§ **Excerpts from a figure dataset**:
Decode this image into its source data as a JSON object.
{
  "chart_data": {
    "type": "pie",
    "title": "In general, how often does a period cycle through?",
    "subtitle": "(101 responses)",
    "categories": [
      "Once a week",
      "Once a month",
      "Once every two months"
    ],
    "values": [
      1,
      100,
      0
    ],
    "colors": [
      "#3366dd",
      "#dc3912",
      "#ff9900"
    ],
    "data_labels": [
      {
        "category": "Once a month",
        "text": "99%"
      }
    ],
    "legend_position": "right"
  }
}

§ **THE PROBLEM**: Using the listing, say how many lines include the word "Once", and add nothing else.

§ **FINAL ANSWER**: 4